[Dataset excerpt]
+ + + + + + +
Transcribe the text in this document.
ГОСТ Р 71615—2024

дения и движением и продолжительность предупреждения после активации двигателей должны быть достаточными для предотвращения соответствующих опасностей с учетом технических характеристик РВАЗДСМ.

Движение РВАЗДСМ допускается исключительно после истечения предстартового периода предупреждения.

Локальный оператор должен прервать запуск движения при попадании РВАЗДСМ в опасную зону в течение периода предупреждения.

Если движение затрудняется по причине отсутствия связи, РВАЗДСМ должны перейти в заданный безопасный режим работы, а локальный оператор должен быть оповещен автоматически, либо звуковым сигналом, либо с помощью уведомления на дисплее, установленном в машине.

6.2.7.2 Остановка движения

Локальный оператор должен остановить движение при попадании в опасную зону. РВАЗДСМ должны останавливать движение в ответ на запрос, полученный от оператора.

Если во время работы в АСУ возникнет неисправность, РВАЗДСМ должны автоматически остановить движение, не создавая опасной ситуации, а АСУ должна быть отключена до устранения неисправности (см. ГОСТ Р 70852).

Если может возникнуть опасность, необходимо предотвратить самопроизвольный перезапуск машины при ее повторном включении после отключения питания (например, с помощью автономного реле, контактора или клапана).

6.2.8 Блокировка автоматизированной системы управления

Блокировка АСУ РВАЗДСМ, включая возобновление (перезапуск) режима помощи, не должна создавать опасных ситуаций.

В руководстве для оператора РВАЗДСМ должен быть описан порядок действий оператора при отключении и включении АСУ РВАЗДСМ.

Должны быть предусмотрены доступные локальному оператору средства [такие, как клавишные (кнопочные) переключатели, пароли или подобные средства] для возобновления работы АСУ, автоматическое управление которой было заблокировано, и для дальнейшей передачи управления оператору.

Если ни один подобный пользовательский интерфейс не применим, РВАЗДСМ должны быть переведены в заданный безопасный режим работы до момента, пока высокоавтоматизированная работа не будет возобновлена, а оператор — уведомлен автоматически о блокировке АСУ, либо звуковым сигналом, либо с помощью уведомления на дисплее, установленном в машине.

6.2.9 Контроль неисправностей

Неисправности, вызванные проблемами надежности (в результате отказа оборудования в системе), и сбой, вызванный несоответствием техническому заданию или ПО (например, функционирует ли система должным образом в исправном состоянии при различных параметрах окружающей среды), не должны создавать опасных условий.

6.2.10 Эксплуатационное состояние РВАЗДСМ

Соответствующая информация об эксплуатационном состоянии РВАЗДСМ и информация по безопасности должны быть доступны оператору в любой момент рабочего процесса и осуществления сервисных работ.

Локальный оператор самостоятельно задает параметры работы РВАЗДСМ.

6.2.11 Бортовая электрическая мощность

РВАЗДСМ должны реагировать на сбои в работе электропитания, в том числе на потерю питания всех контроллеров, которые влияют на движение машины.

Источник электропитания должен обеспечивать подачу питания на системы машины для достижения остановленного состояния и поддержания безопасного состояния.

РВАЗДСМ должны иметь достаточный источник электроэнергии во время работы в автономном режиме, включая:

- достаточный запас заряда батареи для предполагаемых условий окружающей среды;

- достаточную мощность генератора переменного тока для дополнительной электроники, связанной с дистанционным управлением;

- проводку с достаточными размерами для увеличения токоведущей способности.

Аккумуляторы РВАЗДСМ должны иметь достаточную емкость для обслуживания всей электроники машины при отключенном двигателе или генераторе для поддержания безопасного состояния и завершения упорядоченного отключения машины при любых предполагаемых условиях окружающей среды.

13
+ + + + + + +
▶ [Aim]:
Identify every line holding the word "условий" and copy it out.

▶ [Exercise answer]:
Неисправности, вызванные проблемами надежности (в результате отказа оборудования в системе), и сбой, вызванный несоответствием техническому заданию или ПО (например, функционирует ли система должным образом в исправном состоянии при различных параметрах окружающей среды), не должны создавать опасных условий.
- достаточный запас заряда батареи для предполагаемых условий окружающей среды;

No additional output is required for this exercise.